━━ RECORDS PROVIDED

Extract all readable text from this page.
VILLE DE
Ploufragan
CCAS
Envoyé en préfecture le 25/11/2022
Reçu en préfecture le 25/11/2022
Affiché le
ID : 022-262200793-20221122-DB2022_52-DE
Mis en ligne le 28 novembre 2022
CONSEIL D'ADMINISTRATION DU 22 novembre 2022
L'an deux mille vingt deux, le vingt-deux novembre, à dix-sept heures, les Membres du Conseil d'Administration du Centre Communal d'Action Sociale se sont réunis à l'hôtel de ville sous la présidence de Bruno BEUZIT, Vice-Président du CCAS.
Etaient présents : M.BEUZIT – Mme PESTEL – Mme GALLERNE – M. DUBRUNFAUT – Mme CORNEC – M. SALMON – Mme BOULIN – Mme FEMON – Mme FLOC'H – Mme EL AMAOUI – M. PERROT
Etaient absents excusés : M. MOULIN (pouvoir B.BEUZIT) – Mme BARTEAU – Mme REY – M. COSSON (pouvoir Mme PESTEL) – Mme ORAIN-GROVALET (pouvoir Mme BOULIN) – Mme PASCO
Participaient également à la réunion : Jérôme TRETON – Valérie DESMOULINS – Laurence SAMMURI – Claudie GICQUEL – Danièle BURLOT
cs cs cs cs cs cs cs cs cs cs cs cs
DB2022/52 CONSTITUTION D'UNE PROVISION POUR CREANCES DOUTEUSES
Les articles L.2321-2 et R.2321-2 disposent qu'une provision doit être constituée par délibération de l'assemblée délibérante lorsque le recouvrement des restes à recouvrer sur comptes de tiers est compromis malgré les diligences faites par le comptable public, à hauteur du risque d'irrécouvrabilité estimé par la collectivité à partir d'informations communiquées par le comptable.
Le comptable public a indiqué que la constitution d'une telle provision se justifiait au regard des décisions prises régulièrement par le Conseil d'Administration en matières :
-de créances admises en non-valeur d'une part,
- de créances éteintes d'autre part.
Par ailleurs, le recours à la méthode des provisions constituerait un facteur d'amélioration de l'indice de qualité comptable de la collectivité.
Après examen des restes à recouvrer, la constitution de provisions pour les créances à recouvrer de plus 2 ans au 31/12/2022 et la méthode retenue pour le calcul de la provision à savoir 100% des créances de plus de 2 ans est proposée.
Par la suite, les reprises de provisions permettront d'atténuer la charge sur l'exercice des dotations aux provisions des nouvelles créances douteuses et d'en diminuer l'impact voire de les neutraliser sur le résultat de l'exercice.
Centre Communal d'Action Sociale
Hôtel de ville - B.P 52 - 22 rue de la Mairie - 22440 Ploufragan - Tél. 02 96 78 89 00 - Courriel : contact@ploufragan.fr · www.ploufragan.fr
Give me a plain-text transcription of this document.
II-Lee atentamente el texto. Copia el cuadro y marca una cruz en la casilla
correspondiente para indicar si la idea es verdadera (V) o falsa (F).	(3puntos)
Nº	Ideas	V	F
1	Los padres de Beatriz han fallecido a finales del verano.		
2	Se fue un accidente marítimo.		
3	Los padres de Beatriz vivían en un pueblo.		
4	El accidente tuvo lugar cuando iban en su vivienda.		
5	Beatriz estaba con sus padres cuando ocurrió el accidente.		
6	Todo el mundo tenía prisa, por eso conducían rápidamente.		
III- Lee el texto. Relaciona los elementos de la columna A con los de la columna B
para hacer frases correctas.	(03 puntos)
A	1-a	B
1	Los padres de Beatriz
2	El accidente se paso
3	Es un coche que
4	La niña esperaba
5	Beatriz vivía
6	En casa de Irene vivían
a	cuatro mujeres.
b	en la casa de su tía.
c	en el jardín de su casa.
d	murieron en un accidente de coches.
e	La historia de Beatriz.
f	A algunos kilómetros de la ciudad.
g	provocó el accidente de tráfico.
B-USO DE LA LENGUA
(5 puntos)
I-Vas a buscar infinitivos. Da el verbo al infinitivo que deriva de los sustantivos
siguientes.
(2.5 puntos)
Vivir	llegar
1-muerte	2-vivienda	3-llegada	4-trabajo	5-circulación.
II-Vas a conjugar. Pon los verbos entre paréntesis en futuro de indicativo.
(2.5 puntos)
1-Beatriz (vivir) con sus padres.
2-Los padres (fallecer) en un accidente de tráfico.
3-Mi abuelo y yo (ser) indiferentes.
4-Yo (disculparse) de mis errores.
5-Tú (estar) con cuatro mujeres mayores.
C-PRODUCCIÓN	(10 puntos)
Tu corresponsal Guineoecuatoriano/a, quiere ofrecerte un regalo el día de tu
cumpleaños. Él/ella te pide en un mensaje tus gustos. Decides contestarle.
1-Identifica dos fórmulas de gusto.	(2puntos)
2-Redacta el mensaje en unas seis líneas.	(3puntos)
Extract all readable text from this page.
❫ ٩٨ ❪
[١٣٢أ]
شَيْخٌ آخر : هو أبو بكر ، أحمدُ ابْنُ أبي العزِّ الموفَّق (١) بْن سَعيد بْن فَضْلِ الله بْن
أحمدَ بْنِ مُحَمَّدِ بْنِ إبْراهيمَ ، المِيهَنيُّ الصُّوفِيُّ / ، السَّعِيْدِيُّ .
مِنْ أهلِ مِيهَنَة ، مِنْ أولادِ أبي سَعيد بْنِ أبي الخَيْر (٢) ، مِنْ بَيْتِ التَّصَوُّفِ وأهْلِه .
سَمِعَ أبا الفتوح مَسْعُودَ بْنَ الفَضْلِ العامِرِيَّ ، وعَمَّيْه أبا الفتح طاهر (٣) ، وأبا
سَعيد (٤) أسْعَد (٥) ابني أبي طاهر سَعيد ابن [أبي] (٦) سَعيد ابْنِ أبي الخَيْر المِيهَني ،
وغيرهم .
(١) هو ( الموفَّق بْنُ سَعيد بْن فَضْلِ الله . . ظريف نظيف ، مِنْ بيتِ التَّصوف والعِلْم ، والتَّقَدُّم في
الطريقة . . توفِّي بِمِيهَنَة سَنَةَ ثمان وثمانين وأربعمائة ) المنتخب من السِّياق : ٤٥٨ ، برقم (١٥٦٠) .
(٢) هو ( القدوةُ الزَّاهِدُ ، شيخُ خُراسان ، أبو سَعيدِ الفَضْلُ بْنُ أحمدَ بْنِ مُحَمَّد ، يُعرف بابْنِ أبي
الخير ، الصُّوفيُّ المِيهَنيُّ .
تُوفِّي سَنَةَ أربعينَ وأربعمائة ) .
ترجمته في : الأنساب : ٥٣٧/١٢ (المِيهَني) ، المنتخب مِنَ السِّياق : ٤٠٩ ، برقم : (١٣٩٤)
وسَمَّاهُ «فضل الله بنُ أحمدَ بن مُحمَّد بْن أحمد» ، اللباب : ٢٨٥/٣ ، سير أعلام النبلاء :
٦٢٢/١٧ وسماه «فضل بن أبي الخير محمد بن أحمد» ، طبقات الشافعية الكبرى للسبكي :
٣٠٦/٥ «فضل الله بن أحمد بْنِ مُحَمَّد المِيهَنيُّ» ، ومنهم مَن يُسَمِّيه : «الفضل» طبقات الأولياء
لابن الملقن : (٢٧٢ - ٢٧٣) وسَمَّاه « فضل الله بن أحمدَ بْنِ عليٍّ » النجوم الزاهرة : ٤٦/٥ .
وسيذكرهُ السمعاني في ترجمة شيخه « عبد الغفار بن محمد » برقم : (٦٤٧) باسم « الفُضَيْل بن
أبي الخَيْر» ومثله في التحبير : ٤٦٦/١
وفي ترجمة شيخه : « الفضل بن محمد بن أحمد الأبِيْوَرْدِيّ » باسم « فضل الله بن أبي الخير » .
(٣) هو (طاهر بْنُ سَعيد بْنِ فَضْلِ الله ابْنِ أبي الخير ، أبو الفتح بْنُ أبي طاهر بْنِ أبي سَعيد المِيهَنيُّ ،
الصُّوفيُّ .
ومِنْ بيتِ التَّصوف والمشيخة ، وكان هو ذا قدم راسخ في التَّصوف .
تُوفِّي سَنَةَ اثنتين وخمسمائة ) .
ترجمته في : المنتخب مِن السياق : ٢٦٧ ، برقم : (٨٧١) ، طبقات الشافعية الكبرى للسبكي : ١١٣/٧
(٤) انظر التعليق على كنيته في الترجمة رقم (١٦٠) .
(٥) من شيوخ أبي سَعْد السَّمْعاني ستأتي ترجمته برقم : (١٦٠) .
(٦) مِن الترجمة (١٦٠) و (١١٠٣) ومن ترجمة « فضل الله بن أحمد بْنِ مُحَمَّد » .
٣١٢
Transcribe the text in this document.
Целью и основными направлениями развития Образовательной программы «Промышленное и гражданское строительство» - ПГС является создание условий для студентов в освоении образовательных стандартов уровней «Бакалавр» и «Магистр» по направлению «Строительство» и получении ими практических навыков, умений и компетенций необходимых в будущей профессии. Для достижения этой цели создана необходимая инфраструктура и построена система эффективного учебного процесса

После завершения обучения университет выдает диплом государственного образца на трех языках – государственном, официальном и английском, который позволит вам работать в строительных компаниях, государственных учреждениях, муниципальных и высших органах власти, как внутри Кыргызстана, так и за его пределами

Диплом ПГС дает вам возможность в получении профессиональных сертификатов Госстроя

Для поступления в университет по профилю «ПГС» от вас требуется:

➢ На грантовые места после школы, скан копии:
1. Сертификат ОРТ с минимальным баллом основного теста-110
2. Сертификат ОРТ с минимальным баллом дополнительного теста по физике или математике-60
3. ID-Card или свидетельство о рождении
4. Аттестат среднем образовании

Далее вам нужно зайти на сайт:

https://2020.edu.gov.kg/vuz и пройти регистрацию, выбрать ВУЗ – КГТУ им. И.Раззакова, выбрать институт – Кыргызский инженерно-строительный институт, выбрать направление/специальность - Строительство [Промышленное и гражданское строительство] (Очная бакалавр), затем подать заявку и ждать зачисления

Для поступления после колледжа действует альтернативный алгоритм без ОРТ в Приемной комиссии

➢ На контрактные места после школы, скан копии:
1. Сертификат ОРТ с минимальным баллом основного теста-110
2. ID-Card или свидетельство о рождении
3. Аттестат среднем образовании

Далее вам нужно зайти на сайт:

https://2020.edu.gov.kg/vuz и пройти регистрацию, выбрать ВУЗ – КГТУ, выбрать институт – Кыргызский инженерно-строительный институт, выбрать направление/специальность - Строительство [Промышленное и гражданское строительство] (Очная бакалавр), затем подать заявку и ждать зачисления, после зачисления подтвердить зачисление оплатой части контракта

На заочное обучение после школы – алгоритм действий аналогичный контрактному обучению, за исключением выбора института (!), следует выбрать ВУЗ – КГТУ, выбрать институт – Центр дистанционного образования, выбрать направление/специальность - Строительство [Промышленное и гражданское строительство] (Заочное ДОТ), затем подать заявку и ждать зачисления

━━━━

[TASK DESCRIPTION] In the entries above, find each line with the word "padres" and show it.

[SOLUTION FOR THIS PROBLEM]
1	Los padres de Beatriz han fallecido a finales del verano.		
3	Los padres de Beatriz vivían en un pueblo.		
5	Beatriz estaba con sus padres cuando ocurrió el accidente.		
1	Los padres de Beatriz
1-Beatriz (vivir) con sus padres.
2-Los padres (fallecer) en un accidente de tráfico.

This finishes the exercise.